What can be achieved in the presence of leakage of course depends on the type, the permanence and the amount of leakage granted to the adversary. As far as the type is concerned, we separate scalar leakage (like timing) that allows so-called univariate attacks and vector leakage (like the aforementioned power consumption or electromagnetic radiation) that allows so-called multivariate attacks. As far as the permanence is concerned, we separate between full leakage (that allows leakage during all interactions with the device) and partial leakage that excludes the leakage of some interactions. This leads us to define a first taxonomy of leakage as Vector & Full (VF), Scalar & Full (SF), Vector and Partial (VP), Scalar & Partial (SP). In the rest of this paper, we are concerned with the strongest category of VF leakage.
━━━━━━━━━━━━━━━━━━━━
* _What is needed_
Reproduce the passage on types of leakage word for word.

* _Boxed element entries_
━━━━━━━━━━━━━━━━━━━━
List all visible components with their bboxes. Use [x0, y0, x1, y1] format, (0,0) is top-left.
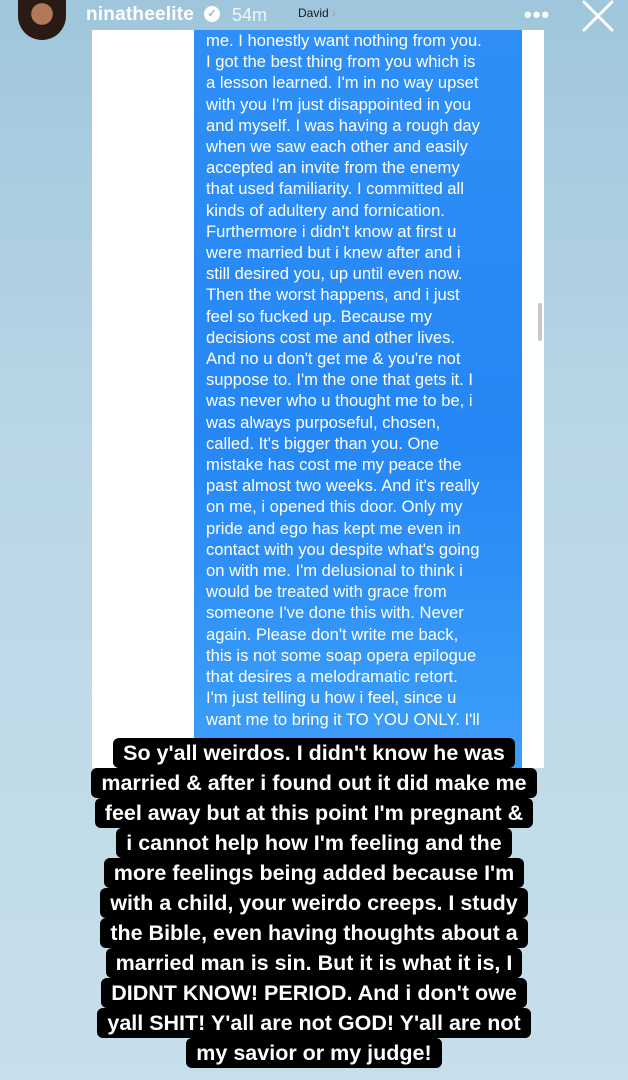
close-icon[interactable]	[580, 0, 616, 34]
post-time: 54m	[232, 5, 268, 25]
caption-line: married & after i found out it did make …	[91, 768, 537, 798]
caption-line: So y'all weirdos. I didn't know he was	[113, 738, 515, 768]
caption-line: i cannot help how I'm feeling and the	[116, 828, 512, 858]
caption-line: yall SHIT! Y'all are not GOD! Y'all are …	[97, 1008, 531, 1038]
caption-line: with a child, your weirdo creeps. I stud…	[100, 888, 528, 918]
caption-line: married man is sin. But it is what it is…	[105, 948, 523, 978]
username[interactable]: ninatheelite	[86, 4, 194, 26]
chat-contact-name: David ›	[298, 6, 336, 20]
story-caption: So y'all weirdos. I didn't know he was m…	[0, 738, 628, 1068]
caption-line: my savior or my judge!	[186, 1038, 442, 1068]
verified-badge-icon: ✓	[204, 6, 220, 22]
avatar[interactable]	[18, 0, 66, 40]
caption-line: the Bible, even having thoughts about a	[100, 918, 528, 948]
chevron-right-icon: ›	[332, 6, 337, 20]
message-text: me. I honestly want nothing from you. I …	[206, 31, 482, 729]
chat-contact-label: David	[298, 6, 329, 20]
message-screenshot: me. I honestly want nothing from you. I …	[92, 30, 544, 768]
scrollbar	[538, 303, 542, 341]
message-bubble: me. I honestly want nothing from you. I …	[194, 30, 522, 768]
caption-line: DIDNT KNOW! PERIOD. And i don't owe	[101, 978, 527, 1008]
caption-line: feel away but at this point I'm pregnant…	[94, 798, 534, 828]
more-options-icon[interactable]: •••	[524, 2, 550, 28]
caption-line: more feelings being added because I'm	[103, 858, 525, 888]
━━━━━━━━━━━━━━━━━━━━
* _Exercise response_
What can be achieved in the presence of leakage of course depends on the type, the permanence and the amount of leakage granted to the adversary. As far as the type is concerned, we separate scalar leakage (like timing) that allows so-called univariate attacks and vector leakage (like the aforementioned power consumption or electromagnetic radiation) that allows so-called multivariate attacks. As far as the permanence is concerned, we separate between full leakage (that allows leakage during all interactions with the device) and partial leakage that excludes the leakage of some interactions. This leads us to define a first taxonomy of leakage as Vector & Full (VF), Scalar & Full (SF), Vector and Partial (VP), Scalar & Partial (SP). In the rest of this paper, we are concerned with the strongest category of VF leakage.